Task statement =
Review the material and extract every line in which the word "Flooring" occurs.

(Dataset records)
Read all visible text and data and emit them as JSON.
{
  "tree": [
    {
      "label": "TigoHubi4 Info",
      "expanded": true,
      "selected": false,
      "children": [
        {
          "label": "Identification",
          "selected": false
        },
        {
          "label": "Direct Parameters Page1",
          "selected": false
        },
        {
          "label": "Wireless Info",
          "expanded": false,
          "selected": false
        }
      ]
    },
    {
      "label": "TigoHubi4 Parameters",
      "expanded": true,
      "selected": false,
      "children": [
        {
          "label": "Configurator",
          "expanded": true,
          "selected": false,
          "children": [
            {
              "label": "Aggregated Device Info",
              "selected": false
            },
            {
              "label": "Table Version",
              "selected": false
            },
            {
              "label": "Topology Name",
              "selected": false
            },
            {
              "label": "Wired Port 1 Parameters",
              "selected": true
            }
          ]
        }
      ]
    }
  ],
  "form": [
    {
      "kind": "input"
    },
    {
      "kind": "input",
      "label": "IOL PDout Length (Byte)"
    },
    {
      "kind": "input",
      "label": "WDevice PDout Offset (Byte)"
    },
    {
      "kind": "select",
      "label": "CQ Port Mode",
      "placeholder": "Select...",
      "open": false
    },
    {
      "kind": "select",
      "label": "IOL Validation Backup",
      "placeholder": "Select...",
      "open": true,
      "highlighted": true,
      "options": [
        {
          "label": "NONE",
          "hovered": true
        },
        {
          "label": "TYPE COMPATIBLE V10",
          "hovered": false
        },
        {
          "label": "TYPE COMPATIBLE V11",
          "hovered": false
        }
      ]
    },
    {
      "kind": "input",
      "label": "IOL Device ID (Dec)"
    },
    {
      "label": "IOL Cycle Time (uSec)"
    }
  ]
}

==

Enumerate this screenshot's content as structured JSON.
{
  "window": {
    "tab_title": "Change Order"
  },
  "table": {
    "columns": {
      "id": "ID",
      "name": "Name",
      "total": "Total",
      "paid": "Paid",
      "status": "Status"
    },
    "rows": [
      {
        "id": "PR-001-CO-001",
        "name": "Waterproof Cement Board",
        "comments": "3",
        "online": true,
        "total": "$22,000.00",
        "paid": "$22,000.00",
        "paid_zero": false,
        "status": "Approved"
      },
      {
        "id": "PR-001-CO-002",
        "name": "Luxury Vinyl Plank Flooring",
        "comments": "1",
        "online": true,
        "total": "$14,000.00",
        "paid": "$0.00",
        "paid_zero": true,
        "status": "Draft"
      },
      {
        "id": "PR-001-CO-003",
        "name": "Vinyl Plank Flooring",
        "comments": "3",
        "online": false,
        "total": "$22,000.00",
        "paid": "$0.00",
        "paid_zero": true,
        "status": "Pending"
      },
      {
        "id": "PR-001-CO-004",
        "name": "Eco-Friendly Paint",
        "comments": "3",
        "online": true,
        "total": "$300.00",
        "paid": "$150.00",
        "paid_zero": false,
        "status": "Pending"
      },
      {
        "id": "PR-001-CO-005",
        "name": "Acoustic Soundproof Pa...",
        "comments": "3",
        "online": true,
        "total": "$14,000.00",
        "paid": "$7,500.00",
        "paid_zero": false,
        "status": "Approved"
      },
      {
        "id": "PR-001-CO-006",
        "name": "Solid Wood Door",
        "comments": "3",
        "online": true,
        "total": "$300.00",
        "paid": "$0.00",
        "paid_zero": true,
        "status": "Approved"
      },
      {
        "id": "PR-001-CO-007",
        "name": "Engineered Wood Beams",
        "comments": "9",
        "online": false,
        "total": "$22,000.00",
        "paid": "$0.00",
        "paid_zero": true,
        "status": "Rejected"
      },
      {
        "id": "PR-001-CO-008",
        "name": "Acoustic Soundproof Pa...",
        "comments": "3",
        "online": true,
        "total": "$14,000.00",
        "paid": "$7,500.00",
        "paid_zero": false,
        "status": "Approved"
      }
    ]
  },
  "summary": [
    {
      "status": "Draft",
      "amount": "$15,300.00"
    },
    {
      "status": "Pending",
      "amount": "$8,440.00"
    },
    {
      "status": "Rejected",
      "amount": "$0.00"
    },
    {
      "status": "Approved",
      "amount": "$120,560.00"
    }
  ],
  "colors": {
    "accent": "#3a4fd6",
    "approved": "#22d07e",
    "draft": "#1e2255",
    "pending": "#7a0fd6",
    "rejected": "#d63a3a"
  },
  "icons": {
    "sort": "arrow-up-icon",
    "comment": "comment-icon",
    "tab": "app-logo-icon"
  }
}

Task response =
        "name": "Luxury Vinyl Plank Flooring",
        "name": "Vinyl Plank Flooring",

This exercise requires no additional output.